GIVEN EXERCISE
Beneath this task is a listing; retype all of it exactly.

DATA FOR THE TASK
=-=-=
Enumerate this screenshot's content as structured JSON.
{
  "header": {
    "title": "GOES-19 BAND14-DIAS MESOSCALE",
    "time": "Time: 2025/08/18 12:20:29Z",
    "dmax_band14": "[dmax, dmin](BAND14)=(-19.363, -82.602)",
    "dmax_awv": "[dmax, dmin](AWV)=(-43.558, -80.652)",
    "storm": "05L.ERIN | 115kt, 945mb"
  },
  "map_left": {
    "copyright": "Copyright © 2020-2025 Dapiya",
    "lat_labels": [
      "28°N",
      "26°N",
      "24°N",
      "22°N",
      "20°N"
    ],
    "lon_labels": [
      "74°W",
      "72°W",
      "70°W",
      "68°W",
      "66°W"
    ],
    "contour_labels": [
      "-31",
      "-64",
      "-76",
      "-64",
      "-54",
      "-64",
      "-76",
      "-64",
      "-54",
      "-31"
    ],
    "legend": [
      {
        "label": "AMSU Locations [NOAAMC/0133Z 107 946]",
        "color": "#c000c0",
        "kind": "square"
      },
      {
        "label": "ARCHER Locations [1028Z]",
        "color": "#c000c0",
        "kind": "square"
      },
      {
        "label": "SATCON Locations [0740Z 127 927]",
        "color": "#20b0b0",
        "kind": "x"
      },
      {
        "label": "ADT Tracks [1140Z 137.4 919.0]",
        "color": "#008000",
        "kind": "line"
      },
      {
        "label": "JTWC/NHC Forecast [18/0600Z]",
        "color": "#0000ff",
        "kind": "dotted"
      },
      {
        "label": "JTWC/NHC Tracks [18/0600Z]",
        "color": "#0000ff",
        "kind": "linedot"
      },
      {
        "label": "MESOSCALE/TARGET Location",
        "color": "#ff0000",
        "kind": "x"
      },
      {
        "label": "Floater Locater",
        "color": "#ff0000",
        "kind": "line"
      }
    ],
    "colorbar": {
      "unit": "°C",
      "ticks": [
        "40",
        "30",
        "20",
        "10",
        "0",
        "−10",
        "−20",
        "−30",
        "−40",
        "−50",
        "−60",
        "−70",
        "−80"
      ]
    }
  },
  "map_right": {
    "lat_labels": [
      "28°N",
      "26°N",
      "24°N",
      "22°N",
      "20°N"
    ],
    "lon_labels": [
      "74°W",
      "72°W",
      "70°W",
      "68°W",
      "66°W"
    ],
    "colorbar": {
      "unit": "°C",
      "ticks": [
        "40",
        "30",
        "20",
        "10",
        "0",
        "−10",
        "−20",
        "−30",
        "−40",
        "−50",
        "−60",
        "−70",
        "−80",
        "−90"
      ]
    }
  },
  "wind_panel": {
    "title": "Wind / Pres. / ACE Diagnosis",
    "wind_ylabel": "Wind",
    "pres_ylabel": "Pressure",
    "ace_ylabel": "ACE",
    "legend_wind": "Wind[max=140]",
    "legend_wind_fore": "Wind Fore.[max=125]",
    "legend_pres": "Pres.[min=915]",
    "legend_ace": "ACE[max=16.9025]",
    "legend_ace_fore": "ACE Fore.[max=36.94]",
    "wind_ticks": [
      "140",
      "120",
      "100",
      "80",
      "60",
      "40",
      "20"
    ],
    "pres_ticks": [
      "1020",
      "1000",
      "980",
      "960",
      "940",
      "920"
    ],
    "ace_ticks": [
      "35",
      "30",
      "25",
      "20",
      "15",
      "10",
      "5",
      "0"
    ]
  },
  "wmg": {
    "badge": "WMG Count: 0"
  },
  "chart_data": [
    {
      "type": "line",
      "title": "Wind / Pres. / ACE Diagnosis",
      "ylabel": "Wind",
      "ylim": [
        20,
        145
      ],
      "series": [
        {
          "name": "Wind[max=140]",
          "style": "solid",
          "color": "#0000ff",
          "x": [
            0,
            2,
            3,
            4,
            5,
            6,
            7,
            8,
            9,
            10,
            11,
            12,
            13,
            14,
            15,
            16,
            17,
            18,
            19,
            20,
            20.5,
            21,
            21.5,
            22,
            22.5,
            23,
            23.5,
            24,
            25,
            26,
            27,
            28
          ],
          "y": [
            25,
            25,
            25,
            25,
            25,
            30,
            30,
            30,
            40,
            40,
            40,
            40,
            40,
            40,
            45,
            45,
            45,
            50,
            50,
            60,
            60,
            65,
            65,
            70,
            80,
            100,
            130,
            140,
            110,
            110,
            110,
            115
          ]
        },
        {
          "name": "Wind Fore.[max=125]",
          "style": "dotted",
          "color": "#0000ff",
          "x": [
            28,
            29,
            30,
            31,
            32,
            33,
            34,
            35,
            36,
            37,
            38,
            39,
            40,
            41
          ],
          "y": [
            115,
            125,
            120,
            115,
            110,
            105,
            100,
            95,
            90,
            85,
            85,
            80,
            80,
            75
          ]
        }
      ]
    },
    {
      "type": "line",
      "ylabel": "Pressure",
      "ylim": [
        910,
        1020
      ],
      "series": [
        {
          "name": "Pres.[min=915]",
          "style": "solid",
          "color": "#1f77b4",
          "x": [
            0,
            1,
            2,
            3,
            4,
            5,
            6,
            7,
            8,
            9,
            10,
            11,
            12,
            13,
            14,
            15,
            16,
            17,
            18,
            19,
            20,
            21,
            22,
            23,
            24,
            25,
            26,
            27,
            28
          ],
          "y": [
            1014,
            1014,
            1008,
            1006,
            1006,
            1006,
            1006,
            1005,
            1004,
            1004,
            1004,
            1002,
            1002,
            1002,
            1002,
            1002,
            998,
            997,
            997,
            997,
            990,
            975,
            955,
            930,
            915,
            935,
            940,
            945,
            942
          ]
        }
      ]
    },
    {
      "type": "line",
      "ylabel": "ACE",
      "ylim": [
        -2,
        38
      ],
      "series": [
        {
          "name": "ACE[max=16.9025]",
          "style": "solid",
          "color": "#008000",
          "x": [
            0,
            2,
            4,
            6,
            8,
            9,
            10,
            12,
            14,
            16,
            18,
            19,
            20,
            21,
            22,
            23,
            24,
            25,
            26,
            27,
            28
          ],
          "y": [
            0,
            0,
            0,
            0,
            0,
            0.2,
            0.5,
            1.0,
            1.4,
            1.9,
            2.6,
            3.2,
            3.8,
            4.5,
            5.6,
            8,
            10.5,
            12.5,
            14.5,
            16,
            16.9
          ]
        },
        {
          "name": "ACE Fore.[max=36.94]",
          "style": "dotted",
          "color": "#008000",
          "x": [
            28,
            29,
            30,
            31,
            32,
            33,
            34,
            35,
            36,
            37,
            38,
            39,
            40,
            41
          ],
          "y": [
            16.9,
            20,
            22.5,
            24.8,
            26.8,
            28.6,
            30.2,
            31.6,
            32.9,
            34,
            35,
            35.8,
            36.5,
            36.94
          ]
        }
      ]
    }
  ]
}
=-=-=
ANSWER FOR THIS EXERCISE
Enumerate this screenshot's content as structured JSON.
{
  "header": {
    "title": "GOES-19 BAND14-DIAS MESOSCALE",
    "time": "Time: 2025/08/18 12:20:29Z",
    "dmax_band14": "[dmax, dmin](BAND14)=(-19.363, -82.602)",
    "dmax_awv": "[dmax, dmin](AWV)=(-43.558, -80.652)",
    "storm": "05L.ERIN | 115kt, 945mb"
  },
  "map_left": {
    "copyright": "Copyright © 2020-2025 Dapiya",
    "lat_labels": [
      "28°N",
      "26°N",
      "24°N",
      "22°N",
      "20°N"
    ],
    "lon_labels": [
      "74°W",
      "72°W",
      "70°W",
      "68°W",
      "66°W"
    ],
    "contour_labels": [
      "-31",
      "-64",
      "-76",
      "-64",
      "-54",
      "-64",
      "-76",
      "-64",
      "-54",
      "-31"
    ],
    "legend": [
      {
        "label": "AMSU Locations [NOAAMC/0133Z 107 946]",
        "color": "#c000c0",
        "kind": "square"
      },
      {
        "label": "ARCHER Locations [1028Z]",
        "color": "#c000c0",
        "kind": "square"
      },
      {
        "label": "SATCON Locations [0740Z 127 927]",
        "color": "#20b0b0",
        "kind": "x"
      },
      {
        "label": "ADT Tracks [1140Z 137.4 919.0]",
        "color": "#008000",
        "kind": "line"
      },
      {
        "label": "JTWC/NHC Forecast [18/0600Z]",
        "color": "#0000ff",
        "kind": "dotted"
      },
      {
        "label": "JTWC/NHC Tracks [18/0600Z]",
        "color": "#0000ff",
        "kind": "linedot"
      },
      {
        "label": "MESOSCALE/TARGET Location",
        "color": "#ff0000",
        "kind": "x"
      },
      {
        "label": "Floater Locater",
        "color": "#ff0000",
        "kind": "line"
      }
    ],
    "colorbar": {
      "unit": "°C",
      "ticks": [
        "40",
        "30",
        "20",
        "10",
        "0",
        "−10",
        "−20",
        "−30",
        "−40",
        "−50",
        "−60",
        "−70",
        "−80"
      ]
    }
  },
  "map_right": {
    "lat_labels": [
      "28°N",
      "26°N",
      "24°N",
      "22°N",
      "20°N"
    ],
    "lon_labels": [
      "74°W",
      "72°W",
      "70°W",
      "68°W",
      "66°W"
    ],
    "colorbar": {
      "unit": "°C",
      "ticks": [
        "40",
        "30",
        "20",
        "10",
        "0",
        "−10",
        "−20",
        "−30",
        "−40",
        "−50",
        "−60",
        "−70",
        "−80",
        "−90"
      ]
    }
  },
  "wind_panel": {
    "title": "Wind / Pres. / ACE Diagnosis",
    "wind_ylabel": "Wind",
    "pres_ylabel": "Pressure",
    "ace_ylabel": "ACE",
    "legend_wind": "Wind[max=140]",
    "legend_wind_fore": "Wind Fore.[max=125]",
    "legend_pres": "Pres.[min=915]",
    "legend_ace": "ACE[max=16.9025]",
    "legend_ace_fore": "ACE Fore.[max=36.94]",
    "wind_ticks": [
      "140",
      "120",
      "100",
      "80",
      "60",
      "40",
      "20"
    ],
    "pres_ticks": [
      "1020",
      "1000",
      "980",
      "960",
      "940",
      "920"
    ],
    "ace_ticks": [
      "35",
      "30",
      "25",
      "20",
      "15",
      "10",
      "5",
      "0"
    ]
  },
  "wmg": {
    "badge": "WMG Count: 0"
  },
  "chart_data": [
    {
      "type": "line",
      "title": "Wind / Pres. / ACE Diagnosis",
      "ylabel": "Wind",
      "ylim": [
        20,
        145
      ],
      "series": [
        {
          "name": "Wind[max=140]",
          "style": "solid",
          "color": "#0000ff",
          "x": [
            0,
            2,
            3,
            4,
            5,
            6,
            7,
            8,
            9,
            10,
            11,
            12,
            13,
            14,
            15,
            16,
            17,
            18,
            19,
            20,
            20.5,
            21,
            21.5,
            22,
            22.5,
            23,
            23.5,
            24,
            25,
            26,
            27,
            28
          ],
          "y": [
            25,
            25,
            25,
            25,
            25,
            30,
            30,
            30,
            40,
            40,
            40,
            40,
            40,
            40,
            45,
            45,
            45,
            50,
            50,
            60,
            60,
            65,
            65,
            70,
            80,
            100,
            130,
            140,
            110,
            110,
            110,
            115
          ]
        },
        {
          "name": "Wind Fore.[max=125]",
          "style": "dotted",
          "color": "#0000ff",
          "x": [
            28,
            29,
            30,
            31,
            32,
            33,
            34,
            35,
            36,
            37,
            38,
            39,
            40,
            41
          ],
          "y": [
            115,
            125,
            120,
            115,
            110,
            105,
            100,
            95,
            90,
            85,
            85,
            80,
            80,
            75
          ]
        }
      ]
    },
    {
      "type": "line",
      "ylabel": "Pressure",
      "ylim": [
        910,
        1020
      ],
      "series": [
        {
          "name": "Pres.[min=915]",
          "style": "solid",
          "color": "#1f77b4",
          "x": [
            0,
            1,
            2,
            3,
            4,
            5,
            6,
            7,
            8,
            9,
            10,
            11,
            12,
            13,
            14,
            15,
            16,
            17,
            18,
            19,
            20,
            21,
            22,
            23,
            24,
            25,
            26,
            27,
            28
          ],
          "y": [
            1014,
            1014,
            1008,
            1006,
            1006,
            1006,
            1006,
            1005,
            1004,
            1004,
            1004,
            1002,
            1002,
            1002,
            1002,
            1002,
            998,
            997,
            997,
            997,
            990,
            975,
            955,
            930,
            915,
            935,
            940,
            945,
            942
          ]
        }
      ]
    },
    {
      "type": "line",
      "ylabel": "ACE",
      "ylim": [
        -2,
        38
      ],
      "series": [
        {
          "name": "ACE[max=16.9025]",
          "style": "solid",
          "color": "#008000",
          "x": [
            0,
            2,
            4,
            6,
            8,
            9,
            10,
            12,
            14,
            16,
            18,
            19,
            20,
            21,
            22,
            23,
            24,
            25,
            26,
            27,
            28
          ],
          "y": [
            0,
            0,
            0,
            0,
            0,
            0.2,
            0.5,
            1.0,
            1.4,
            1.9,
            2.6,
            3.2,
            3.8,
            4.5,
            5.6,
            8,
            10.5,
            12.5,
            14.5,
            16,
            16.9
          ]
        },
        {
          "name": "ACE Fore.[max=36.94]",
          "style": "dotted",
          "color": "#008000",
          "x": [
            28,
            29,
            30,
            31,
            32,
            33,
            34,
            35,
            36,
            37,
            38,
            39,
            40,
            41
          ],
          "y": [
            16.9,
            20,
            22.5,
            24.8,
            26.8,
            28.6,
            30.2,
            31.6,
            32.9,
            34,
            35,
            35.8,
            36.5,
            36.94
          ]
        }
      ]
    }
  ]
}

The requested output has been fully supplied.